Document:

==============================

Lire le rapport sur le site du Sénat.

La suppression de la carte scolaire devait consacrer le "libre choix" des familles, favoriser la mixité scolaire. Plus de cinq ans ont passé depuis l’engagement d’une réforme de la sectorisation pris par l’ancien président de la République, Nicolas Sarkozy, et les données statistiques officielles restent rares. Des chercheurs, sociologues et universitaires, ces derniers mois, ont pointé les conséquences d’une réforme "en trompe-l’œil" – Marco Oberti, Edmond Préteceille, Clément Rivière, Nathalie Mons, Choukri Ben Ayed, Gabrielle Fack, Julien Grenet,...

Mardi 26 juin, la commission de la culture, de l’éducation et de la communication du Sénat a adopté un rapport d’information sur la carte scolaire, qui devait être rendu public ce mercredi 27 juin après-midi. Après six mois de travaux, sa rapporteure, Françoise Cartron, sénatrice de Gironde (PS), dresse un bilan, décapant, du quinquennat écoulé sur cette question.

==============================

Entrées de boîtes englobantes

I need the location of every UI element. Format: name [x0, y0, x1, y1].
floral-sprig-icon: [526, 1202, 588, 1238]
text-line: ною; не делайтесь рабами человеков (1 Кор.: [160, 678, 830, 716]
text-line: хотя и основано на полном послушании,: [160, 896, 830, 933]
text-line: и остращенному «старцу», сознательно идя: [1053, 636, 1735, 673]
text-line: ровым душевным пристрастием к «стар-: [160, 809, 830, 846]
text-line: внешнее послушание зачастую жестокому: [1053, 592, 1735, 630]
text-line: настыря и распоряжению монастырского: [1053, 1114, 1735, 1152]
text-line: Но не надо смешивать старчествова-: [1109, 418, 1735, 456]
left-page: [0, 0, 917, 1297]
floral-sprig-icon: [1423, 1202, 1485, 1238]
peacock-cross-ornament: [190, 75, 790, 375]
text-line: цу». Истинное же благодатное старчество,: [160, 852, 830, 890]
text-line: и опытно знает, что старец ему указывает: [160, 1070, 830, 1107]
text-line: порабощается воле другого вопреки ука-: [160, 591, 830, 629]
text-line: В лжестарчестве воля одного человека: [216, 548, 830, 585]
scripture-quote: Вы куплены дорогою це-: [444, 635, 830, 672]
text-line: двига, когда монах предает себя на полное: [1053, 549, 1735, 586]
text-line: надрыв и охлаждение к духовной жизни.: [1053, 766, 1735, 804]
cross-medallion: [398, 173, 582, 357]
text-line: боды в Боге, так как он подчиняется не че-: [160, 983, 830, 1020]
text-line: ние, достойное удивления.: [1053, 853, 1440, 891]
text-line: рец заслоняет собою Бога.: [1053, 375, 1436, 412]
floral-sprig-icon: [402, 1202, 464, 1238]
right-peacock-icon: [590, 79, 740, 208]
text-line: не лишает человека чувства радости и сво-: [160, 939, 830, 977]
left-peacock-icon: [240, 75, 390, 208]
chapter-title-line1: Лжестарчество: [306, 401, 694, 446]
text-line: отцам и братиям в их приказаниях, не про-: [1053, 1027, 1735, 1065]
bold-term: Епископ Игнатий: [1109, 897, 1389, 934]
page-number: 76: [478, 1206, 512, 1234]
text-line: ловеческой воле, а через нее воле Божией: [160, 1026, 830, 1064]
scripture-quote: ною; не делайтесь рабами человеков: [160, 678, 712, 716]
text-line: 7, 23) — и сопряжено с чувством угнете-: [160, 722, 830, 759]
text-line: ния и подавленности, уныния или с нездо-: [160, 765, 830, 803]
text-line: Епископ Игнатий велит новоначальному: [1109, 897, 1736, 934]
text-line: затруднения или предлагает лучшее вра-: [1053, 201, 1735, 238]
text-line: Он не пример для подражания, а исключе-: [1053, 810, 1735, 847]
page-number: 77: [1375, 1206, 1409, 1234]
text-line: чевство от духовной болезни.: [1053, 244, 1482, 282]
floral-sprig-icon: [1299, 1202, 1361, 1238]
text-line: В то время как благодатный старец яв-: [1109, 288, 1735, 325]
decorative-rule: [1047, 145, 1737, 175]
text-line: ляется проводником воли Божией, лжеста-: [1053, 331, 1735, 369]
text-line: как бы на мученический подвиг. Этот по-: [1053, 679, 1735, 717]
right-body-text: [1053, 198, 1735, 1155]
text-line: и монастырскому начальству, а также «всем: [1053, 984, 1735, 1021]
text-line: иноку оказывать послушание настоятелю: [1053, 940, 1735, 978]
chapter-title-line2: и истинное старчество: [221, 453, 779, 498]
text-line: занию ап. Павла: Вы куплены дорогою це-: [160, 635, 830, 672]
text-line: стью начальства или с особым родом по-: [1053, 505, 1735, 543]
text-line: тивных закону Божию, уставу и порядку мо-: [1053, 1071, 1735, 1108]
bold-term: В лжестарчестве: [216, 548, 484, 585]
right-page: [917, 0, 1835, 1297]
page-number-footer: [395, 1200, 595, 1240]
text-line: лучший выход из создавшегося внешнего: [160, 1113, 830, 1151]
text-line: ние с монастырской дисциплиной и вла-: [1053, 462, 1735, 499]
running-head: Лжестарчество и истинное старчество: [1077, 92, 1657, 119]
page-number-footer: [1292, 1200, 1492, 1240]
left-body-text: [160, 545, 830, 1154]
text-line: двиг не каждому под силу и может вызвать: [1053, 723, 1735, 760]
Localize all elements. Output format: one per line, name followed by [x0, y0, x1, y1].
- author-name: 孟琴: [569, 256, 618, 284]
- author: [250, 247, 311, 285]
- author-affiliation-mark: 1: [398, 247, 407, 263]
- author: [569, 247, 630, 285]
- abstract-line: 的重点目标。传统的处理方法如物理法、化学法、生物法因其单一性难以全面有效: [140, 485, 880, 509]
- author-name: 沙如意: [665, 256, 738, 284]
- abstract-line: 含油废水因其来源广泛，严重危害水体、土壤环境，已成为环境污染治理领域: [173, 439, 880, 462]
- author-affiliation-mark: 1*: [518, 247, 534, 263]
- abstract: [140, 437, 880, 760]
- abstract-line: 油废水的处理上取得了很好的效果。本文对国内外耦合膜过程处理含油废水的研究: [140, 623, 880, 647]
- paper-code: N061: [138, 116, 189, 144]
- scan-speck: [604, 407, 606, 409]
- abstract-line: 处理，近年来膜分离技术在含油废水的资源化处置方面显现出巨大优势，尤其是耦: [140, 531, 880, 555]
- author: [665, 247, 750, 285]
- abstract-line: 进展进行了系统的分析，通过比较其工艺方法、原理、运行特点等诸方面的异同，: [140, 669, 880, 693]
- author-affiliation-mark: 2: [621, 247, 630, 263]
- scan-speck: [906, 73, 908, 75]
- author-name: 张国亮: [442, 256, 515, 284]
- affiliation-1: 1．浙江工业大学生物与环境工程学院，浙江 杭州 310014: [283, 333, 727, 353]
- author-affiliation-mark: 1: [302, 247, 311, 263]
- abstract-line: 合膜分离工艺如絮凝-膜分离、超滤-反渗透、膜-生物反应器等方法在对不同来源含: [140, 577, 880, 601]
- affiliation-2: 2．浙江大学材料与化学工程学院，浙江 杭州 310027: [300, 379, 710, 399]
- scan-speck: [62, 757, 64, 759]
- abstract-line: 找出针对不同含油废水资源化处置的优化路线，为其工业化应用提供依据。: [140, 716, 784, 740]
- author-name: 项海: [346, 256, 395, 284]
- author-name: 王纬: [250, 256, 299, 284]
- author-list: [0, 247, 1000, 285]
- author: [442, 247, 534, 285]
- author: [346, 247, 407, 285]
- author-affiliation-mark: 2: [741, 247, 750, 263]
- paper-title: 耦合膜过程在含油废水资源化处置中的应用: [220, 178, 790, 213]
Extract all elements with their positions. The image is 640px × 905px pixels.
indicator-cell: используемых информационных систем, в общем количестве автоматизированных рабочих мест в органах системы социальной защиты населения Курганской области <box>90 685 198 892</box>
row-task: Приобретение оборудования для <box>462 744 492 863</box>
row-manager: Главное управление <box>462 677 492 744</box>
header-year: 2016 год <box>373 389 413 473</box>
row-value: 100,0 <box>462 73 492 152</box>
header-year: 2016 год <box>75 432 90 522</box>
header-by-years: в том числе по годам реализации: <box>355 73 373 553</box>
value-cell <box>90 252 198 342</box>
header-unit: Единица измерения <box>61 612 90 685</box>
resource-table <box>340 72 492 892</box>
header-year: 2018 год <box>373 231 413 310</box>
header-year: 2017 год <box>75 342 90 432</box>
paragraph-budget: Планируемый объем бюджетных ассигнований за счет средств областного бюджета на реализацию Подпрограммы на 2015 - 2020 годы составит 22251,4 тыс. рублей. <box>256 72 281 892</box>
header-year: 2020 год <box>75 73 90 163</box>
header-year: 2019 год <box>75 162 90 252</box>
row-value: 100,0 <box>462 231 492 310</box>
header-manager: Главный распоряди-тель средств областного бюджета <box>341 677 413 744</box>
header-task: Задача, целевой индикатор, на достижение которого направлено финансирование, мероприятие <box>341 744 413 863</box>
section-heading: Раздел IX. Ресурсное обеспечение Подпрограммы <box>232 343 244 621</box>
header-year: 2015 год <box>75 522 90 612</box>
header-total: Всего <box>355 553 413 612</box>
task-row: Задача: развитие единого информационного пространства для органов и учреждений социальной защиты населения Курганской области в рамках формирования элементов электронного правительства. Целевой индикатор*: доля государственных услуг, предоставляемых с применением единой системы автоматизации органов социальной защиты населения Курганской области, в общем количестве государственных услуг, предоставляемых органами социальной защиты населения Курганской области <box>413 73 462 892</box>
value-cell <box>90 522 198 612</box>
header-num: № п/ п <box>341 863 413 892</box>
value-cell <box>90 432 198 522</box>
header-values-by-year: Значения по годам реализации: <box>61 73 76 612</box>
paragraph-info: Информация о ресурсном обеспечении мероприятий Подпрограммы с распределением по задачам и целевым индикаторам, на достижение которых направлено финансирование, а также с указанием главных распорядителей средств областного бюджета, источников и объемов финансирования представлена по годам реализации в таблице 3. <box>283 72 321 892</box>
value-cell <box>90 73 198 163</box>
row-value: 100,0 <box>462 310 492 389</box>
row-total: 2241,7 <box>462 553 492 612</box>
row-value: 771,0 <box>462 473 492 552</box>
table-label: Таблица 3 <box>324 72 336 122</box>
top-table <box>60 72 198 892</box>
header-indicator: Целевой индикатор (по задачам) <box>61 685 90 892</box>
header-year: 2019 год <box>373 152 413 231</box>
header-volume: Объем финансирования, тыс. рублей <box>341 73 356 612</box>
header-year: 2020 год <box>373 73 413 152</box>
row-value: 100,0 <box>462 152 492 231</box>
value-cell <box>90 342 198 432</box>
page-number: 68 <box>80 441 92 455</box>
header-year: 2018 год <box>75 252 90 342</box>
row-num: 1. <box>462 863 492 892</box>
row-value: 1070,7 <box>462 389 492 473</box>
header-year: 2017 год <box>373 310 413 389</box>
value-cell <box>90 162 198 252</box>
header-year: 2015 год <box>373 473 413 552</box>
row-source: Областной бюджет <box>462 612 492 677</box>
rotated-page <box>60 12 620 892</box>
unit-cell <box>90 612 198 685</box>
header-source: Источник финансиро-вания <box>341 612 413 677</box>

==============================

Consignes:
1. Disposez en tableau Markdown les entrées, de la première jusqu'à la ligne qui contient « text-line: настыря и », celle-ci comprise, avec une colonne « N° » pour le numéro et une colonne « Ligne » pour le texte. Laissez de côté les lignes vides.
2. Reprenez le texte sur la carte scolaire là où il s'arrête et poursuivez-le.

Corrigés:
1.
| N° | Ligne |
|---|---|
| 1 | I need the location of every UI element. Format: name [x0, y0, x1, y1]. |
| 2 | floral-sprig-icon: [526, 1202, 588, 1238] |
| 3 | text-line: ною; не делайтесь рабами человеков (1 Кор.: [160, 678, 830, 716] |
| 4 | text-line: хотя и основано на полном послушании,: [160, 896, 830, 933] |
| 5 | text-line: и остращенному «старцу», сознательно идя: [1053, 636, 1735, 673] |
| 6 | text-line: ровым душевным пристрастием к «стар-: [160, 809, 830, 846] |
| 7 | text-line: внешнее послушание зачастую жестокому: [1053, 592, 1735, 630] |
| 8 | text-line: настыря и распоряжению монастырского: [1053, 1114, 1735, 1152] |

2.
A l’échelle nationale, l’assouplissement de la carte scolaire lancé par Xavier Darcos n’a pas produit les effets promis par l’ancien président de la République, Nicolas Sarkozy, qui s’était engagé à sa suppression, en soutenant que cela favoriserait la mixité sociale dans les établissements et le libre choix des familles. Quelles sont les limites rencontrées sur le terrain ?

Françoise Cartron : Il est certain qu’on n’a pas eu les effets escomptés. Il règne un malentendu, une vraie confusion – plus ou moins entretenue – dans l’esprit des parents : beaucoup pensent que la carte scolaire n’existe plus, alors même qu’elle perdure – autant qu’avant. En pratique, beaucoup de familles n’ont pu inscrire leur enfant dans l’établissement de leur choix, pour la simple et bonne raison que les classes sont déjà pleines, que les élèves du secteur sont restés prioritaires, et qu’on ne peut pas repousser les murs !

Les élèves boursiers qui étaient censés bénéficier de la mesure n’y ont pas gagné grand-chose. Seulement 3 % des demandes de dérogation les concernent dans des départements comme la Seine-Saint-Denis et les Hauts-de-Seine. C’est dire s’ils se sont emparés de la réforme ! Cela a ajouté à la frustration de familles qui se sentent encore plus discriminées. Qui pensent que, lorsqu’elles sont "en compétition" avec d’autres pour obtenir une dérogation dans un établissement, elles ne peuvent pas "l’emporter"... Ces familles ne maîtrisent pas toujours les codes pour bien remplir les demandes, et le manque de transparence dans les critères d’attribution ajoute au sentiment d’injustice.

Qui a su tirer profit de la réforme ?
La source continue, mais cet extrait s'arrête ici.